═══ Extracted records ═══

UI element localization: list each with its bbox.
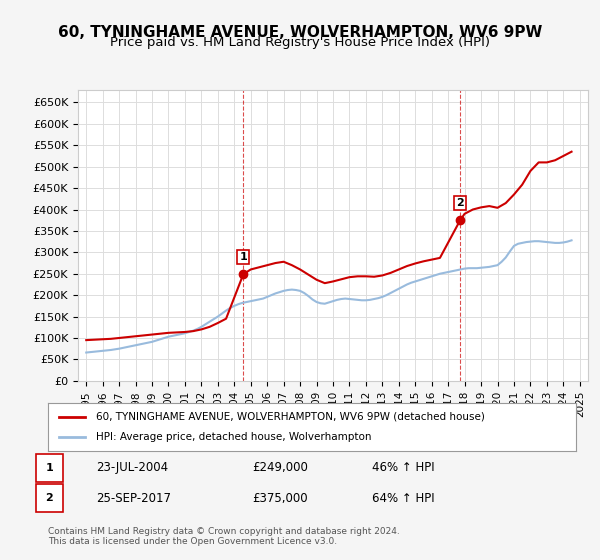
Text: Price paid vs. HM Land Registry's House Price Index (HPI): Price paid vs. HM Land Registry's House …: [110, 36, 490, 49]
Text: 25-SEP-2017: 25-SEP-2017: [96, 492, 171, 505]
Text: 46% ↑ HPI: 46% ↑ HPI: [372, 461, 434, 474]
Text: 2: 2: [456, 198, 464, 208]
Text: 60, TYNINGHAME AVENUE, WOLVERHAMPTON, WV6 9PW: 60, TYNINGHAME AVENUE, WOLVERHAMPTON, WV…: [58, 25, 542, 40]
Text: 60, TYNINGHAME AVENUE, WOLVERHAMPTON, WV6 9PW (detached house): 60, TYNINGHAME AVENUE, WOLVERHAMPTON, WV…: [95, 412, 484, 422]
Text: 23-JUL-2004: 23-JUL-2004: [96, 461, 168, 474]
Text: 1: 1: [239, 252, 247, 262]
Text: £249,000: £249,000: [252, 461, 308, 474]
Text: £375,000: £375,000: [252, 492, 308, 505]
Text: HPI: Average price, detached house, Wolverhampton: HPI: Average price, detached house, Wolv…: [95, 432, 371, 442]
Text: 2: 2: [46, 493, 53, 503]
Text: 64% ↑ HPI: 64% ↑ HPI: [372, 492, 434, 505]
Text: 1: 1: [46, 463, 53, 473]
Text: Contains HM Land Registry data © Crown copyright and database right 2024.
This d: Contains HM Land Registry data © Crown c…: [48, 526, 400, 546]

═══
═══ Extracted records ═══

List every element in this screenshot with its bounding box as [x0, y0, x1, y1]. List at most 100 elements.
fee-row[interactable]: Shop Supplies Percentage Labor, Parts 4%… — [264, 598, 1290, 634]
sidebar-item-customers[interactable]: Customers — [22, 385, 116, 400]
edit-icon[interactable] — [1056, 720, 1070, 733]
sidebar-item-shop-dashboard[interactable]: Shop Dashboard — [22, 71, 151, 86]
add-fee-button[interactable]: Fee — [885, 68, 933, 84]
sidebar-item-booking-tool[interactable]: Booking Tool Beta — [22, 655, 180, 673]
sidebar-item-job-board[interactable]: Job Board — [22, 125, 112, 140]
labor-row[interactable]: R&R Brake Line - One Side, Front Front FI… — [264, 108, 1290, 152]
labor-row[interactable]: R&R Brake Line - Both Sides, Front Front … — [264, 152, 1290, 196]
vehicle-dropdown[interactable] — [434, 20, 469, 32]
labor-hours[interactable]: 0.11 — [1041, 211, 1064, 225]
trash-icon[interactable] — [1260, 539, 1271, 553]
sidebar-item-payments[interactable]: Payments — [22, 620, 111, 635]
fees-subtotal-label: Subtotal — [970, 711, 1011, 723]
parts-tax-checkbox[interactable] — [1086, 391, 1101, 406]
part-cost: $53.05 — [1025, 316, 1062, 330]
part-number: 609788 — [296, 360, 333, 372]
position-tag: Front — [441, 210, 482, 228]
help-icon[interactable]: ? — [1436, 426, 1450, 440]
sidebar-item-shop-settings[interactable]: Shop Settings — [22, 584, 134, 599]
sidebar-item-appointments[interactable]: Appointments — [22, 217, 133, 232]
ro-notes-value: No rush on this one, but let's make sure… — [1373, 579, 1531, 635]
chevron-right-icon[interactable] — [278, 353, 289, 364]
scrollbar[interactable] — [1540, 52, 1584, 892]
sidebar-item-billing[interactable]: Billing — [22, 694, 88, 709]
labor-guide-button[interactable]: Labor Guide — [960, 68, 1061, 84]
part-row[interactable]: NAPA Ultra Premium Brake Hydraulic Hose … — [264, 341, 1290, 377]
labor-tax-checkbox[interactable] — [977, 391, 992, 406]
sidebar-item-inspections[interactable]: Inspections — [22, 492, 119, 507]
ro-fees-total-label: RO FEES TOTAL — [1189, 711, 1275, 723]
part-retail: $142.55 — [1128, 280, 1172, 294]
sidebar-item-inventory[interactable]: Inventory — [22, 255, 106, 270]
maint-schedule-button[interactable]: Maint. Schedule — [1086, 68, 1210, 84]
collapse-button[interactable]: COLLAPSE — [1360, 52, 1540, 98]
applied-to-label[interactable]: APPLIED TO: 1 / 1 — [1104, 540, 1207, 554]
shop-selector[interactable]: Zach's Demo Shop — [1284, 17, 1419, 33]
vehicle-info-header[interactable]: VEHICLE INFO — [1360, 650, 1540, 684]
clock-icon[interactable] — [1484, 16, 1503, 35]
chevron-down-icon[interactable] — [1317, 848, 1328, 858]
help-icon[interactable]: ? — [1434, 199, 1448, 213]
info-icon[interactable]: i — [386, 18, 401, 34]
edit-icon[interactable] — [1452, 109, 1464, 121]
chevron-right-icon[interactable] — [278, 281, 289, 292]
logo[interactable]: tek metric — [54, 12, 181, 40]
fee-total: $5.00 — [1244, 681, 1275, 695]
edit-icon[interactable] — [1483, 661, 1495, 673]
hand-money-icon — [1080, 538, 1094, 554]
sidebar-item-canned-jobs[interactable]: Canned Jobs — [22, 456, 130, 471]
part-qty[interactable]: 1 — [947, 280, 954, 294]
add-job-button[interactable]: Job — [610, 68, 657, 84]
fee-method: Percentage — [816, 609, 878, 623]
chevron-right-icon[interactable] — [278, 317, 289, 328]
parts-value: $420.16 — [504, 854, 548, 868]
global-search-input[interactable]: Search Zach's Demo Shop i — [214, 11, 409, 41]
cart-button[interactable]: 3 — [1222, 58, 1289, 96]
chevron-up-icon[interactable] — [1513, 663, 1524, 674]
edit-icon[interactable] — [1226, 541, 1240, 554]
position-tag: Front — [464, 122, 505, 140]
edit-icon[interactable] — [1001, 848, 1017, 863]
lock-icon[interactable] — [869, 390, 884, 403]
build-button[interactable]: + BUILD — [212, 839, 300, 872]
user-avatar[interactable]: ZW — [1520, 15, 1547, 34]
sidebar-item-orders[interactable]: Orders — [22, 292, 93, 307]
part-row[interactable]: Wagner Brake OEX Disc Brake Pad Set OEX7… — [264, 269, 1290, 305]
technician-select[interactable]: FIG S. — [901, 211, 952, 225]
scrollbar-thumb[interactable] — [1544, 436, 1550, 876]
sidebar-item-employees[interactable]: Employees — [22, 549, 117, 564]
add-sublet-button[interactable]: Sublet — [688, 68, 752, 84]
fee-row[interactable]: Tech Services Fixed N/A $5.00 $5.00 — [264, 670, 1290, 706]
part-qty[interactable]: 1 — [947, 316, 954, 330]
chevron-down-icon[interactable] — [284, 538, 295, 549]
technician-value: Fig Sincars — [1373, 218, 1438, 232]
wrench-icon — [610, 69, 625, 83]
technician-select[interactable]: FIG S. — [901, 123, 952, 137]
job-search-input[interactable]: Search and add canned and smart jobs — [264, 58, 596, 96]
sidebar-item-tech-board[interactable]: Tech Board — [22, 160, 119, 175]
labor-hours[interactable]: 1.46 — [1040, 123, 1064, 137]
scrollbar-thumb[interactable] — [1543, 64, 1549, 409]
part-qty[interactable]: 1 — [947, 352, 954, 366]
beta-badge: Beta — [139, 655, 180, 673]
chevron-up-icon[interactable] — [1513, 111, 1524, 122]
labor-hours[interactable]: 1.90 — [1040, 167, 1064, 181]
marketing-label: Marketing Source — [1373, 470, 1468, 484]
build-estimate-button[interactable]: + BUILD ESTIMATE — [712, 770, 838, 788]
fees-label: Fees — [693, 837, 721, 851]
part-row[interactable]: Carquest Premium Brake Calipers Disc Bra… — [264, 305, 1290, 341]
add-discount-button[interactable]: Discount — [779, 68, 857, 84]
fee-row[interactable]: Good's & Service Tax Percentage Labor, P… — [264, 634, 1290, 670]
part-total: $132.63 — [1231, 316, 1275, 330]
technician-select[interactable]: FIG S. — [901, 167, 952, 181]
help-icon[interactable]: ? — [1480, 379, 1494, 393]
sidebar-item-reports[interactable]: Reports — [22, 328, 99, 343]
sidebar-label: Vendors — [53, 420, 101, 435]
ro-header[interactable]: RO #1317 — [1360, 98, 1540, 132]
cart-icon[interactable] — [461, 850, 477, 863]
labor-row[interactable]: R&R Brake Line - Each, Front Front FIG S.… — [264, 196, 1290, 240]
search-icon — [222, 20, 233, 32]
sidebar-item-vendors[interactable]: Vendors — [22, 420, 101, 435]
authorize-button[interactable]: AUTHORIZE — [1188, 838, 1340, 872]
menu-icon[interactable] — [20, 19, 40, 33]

═══
═══ Extracted records ═══

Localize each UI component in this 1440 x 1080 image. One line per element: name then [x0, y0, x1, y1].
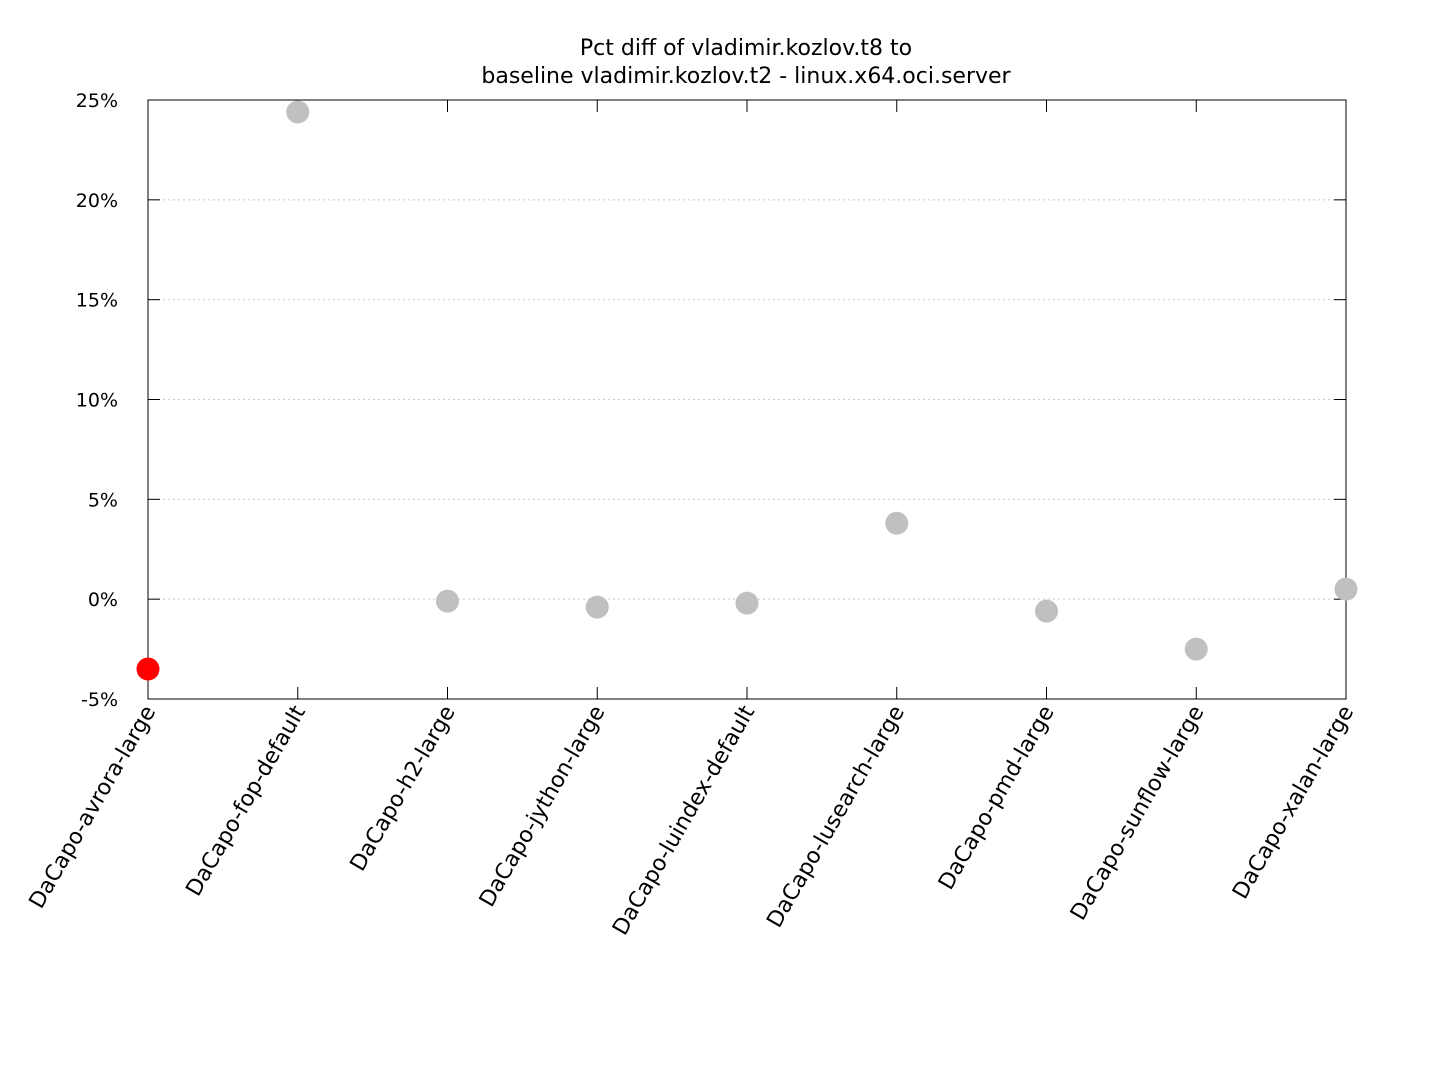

═══

— Requirement —
Rewrite the material from the line containing "UI element localization: list" through the line containing "Text: £375,000: £375,000: [252, 492, 308, 505]", inclusive, with "detached house" replaced by "terraced house" and nothing else changed. Give only those lines and leave out the pictures.

— Result for this task —
UI element localization: list each with its bbox.
Text: Price paid vs. HM Land Registry's House Price Index (HPI): Price paid vs. HM Land Registry's House …: [110, 36, 490, 49]
Text: 25-SEP-2017: 25-SEP-2017: [96, 492, 171, 505]
Text: 46% ↑ HPI: 46% ↑ HPI: [372, 461, 434, 474]
Text: 2: 2: [456, 198, 464, 208]
Text: 60, TYNINGHAME AVENUE, WOLVERHAMPTON, WV6 9PW: 60, TYNINGHAME AVENUE, WOLVERHAMPTON, WV…: [58, 25, 542, 40]
Text: 60, TYNINGHAME AVENUE, WOLVERHAMPTON, WV6 9PW (terraced house): 60, TYNINGHAME AVENUE, WOLVERHAMPTON, WV…: [95, 412, 484, 422]
Text: 23-JUL-2004: 23-JUL-2004: [96, 461, 168, 474]
Text: 1: 1: [239, 252, 247, 262]
Text: £249,000: £249,000: [252, 461, 308, 474]
Text: £375,000: £375,000: [252, 492, 308, 505]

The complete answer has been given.